§ What is expected:
Return the records exactly as they are.
** START Input **
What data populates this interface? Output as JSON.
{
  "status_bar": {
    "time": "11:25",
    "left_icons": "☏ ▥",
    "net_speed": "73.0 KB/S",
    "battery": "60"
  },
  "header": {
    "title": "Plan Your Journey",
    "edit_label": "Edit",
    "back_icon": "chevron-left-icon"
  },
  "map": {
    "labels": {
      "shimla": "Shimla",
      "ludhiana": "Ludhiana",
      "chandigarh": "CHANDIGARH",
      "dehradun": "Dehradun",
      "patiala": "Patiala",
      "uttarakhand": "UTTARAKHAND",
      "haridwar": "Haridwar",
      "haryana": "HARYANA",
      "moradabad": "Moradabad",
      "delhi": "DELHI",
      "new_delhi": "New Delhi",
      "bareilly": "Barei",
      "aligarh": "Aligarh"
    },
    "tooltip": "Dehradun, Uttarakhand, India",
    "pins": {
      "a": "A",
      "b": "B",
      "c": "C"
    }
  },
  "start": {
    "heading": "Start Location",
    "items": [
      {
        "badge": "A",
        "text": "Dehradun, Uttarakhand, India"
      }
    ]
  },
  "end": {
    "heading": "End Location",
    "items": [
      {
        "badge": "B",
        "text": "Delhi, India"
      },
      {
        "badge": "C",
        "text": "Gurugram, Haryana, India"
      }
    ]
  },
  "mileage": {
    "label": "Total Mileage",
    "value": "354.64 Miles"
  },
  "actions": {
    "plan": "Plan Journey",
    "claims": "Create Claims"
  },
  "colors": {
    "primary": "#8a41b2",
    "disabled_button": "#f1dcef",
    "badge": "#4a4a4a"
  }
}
** END Input **
§ Task result:
What data populates this interface? Output as JSON.
{
  "status_bar": {
    "time": "11:25",
    "left_icons": "☏ ▥",
    "net_speed": "73.0 KB/S",
    "battery": "60"
  },
  "header": {
    "title": "Plan Your Journey",
    "edit_label": "Edit",
    "back_icon": "chevron-left-icon"
  },
  "map": {
    "labels": {
      "shimla": "Shimla",
      "ludhiana": "Ludhiana",
      "chandigarh": "CHANDIGARH",
      "dehradun": "Dehradun",
      "patiala": "Patiala",
      "uttarakhand": "UTTARAKHAND",
      "haridwar": "Haridwar",
      "haryana": "HARYANA",
      "moradabad": "Moradabad",
      "delhi": "DELHI",
      "new_delhi": "New Delhi",
      "bareilly": "Barei",
      "aligarh": "Aligarh"
    },
    "tooltip": "Dehradun, Uttarakhand, India",
    "pins": {
      "a": "A",
      "b": "B",
      "c": "C"
    }
  },
  "start": {
    "heading": "Start Location",
    "items": [
      {
        "badge": "A",
        "text": "Dehradun, Uttarakhand, India"
      }
    ]
  },
  "end": {
    "heading": "End Location",
    "items": [
      {
        "badge": "B",
        "text": "Delhi, India"
      },
      {
        "badge": "C",
        "text": "Gurugram, Haryana, India"
      }
    ]
  },
  "mileage": {
    "label": "Total Mileage",
    "value": "354.64 Miles"
  },
  "actions": {
    "plan": "Plan Journey",
    "claims": "Create Claims"
  },
  "colors": {
    "primary": "#8a41b2",
    "disabled_button": "#f1dcef",
    "badge": "#4a4a4a"
  }
}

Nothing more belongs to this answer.